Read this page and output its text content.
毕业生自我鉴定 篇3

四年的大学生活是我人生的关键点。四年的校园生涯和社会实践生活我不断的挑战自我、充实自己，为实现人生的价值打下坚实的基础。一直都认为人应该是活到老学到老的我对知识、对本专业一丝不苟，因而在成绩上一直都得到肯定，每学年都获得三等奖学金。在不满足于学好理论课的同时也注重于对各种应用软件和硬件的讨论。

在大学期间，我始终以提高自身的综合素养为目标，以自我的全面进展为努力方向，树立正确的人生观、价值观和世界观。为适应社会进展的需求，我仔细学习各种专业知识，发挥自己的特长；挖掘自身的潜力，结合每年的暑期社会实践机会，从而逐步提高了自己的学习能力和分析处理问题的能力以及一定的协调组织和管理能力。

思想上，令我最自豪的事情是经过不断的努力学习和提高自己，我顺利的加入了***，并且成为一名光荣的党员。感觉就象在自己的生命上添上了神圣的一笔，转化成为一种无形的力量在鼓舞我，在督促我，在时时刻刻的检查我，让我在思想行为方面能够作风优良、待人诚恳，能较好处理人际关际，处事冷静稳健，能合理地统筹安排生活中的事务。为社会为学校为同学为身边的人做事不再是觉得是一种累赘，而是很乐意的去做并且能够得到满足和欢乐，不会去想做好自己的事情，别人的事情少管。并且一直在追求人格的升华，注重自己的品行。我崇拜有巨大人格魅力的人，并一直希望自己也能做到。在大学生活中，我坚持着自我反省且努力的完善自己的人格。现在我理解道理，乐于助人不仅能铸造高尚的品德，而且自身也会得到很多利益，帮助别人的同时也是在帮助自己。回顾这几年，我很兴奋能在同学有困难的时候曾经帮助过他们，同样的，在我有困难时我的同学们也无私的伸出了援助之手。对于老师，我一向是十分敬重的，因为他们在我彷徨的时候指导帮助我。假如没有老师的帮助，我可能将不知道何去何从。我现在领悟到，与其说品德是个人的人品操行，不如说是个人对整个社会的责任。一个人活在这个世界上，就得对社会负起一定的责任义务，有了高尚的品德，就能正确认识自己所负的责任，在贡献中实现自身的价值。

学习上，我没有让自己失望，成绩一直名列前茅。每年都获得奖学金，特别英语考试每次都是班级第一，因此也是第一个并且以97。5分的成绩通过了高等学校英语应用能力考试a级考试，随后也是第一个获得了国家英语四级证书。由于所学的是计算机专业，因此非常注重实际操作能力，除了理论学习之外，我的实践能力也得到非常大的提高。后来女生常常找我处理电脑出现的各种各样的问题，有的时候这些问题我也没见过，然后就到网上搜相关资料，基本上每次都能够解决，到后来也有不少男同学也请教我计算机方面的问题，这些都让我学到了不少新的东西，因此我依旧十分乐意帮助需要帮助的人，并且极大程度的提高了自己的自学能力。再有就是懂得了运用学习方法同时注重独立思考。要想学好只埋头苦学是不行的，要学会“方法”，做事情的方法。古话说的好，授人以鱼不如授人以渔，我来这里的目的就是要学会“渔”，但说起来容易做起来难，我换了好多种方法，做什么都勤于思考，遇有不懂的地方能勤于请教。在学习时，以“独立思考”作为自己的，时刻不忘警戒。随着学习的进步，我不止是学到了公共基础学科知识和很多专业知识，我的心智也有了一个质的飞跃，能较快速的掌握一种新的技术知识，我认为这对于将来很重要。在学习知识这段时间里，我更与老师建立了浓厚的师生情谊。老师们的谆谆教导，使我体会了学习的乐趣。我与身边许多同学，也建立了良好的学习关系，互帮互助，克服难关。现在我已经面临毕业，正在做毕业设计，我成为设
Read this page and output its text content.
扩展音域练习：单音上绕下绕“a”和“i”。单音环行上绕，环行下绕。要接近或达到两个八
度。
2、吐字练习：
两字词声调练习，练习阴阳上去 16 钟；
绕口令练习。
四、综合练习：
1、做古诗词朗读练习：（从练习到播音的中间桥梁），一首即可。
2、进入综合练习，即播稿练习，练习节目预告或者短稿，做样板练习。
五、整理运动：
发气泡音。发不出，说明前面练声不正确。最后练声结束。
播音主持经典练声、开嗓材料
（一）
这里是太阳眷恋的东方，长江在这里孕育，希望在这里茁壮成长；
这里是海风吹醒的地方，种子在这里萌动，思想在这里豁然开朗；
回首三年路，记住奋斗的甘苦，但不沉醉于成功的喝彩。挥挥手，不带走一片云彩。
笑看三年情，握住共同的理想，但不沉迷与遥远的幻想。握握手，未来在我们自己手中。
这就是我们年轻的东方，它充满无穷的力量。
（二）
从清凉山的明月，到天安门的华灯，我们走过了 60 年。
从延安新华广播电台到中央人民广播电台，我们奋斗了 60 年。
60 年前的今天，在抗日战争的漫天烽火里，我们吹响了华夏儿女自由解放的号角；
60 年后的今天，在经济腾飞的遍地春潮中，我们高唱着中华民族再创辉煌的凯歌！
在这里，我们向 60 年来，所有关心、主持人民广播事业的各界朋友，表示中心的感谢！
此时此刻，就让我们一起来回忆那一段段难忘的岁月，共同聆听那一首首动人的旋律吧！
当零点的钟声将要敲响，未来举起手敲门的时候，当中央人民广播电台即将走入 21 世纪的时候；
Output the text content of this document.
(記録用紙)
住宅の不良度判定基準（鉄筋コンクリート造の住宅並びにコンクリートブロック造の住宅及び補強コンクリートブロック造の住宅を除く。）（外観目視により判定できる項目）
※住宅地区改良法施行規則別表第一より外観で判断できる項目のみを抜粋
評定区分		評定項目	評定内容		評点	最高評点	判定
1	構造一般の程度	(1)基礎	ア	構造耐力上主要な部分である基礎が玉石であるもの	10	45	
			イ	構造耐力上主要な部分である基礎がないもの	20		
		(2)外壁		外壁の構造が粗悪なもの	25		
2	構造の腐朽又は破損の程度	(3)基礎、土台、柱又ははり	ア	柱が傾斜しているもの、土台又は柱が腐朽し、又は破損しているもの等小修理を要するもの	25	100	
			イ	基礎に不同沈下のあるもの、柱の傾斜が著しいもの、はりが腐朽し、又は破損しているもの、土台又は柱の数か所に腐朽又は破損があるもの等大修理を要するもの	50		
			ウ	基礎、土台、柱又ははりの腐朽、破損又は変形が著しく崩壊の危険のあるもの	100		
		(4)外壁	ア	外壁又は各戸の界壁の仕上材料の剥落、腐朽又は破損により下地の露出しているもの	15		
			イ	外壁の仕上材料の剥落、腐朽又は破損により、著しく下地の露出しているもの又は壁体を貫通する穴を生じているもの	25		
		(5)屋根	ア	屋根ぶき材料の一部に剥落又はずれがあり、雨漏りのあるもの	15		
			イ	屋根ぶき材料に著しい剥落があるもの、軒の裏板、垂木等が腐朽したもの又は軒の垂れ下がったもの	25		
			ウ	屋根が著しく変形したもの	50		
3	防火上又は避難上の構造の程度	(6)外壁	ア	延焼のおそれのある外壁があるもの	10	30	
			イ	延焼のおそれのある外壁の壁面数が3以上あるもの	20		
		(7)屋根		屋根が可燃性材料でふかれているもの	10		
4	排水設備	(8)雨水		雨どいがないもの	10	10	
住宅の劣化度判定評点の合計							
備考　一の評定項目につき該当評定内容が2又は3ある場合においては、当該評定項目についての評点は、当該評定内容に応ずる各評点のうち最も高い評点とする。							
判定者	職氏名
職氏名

┄┄┄┄┄┄┄┄┄┄

What is being asked:
Output the line containing "Output the text content of this document." and all lines after it to the end of the records, exactly as given.

Result of this exercise:
Output the text content of this document.
(記録用紙)
住宅の不良度判定基準（鉄筋コンクリート造の住宅並びにコンクリートブロック造の住宅及び補強コンクリートブロック造の住宅を除く。）（外観目視により判定できる項目）
※住宅地区改良法施行規則別表第一より外観で判断できる項目のみを抜粋
評定区分		評定項目	評定内容		評点	最高評点	判定
1	構造一般の程度	(1)基礎	ア	構造耐力上主要な部分である基礎が玉石であるもの	10	45	
			イ	構造耐力上主要な部分である基礎がないもの	20		
		(2)外壁		外壁の構造が粗悪なもの	25		
2	構造の腐朽又は破損の程度	(3)基礎、土台、柱又ははり	ア	柱が傾斜しているもの、土台又は柱が腐朽し、又は破損しているもの等小修理を要するもの	25	100	
			イ	基礎に不同沈下のあるもの、柱の傾斜が著しいもの、はりが腐朽し、又は破損しているもの、土台又は柱の数か所に腐朽又は破損があるもの等大修理を要するもの	50		
			ウ	基礎、土台、柱又ははりの腐朽、破損又は変形が著しく崩壊の危険のあるもの	100		
		(4)外壁	ア	外壁又は各戸の界壁の仕上材料の剥落、腐朽又は破損により下地の露出しているもの	15		
			イ	外壁の仕上材料の剥落、腐朽又は破損により、著しく下地の露出しているもの又は壁体を貫通する穴を生じているもの	25		
		(5)屋根	ア	屋根ぶき材料の一部に剥落又はずれがあり、雨漏りのあるもの	15		
			イ	屋根ぶき材料に著しい剥落があるもの、軒の裏板、垂木等が腐朽したもの又は軒の垂れ下がったもの	25		
			ウ	屋根が著しく変形したもの	50		
3	防火上又は避難上の構造の程度	(6)外壁	ア	延焼のおそれのある外壁があるもの	10	30	
			イ	延焼のおそれのある外壁の壁面数が3以上あるもの	20		
		(7)屋根		屋根が可燃性材料でふかれているもの	10		
4	排水設備	(8)雨水		雨どいがないもの	10	10	
住宅の劣化度判定評点の合計							
備考　一の評定項目につき該当評定内容が2又は3ある場合においては、当該評定項目についての評点は、当該評定内容に応ずる各評点のうち最も高い評点とする。							
判定者	職氏名
職氏名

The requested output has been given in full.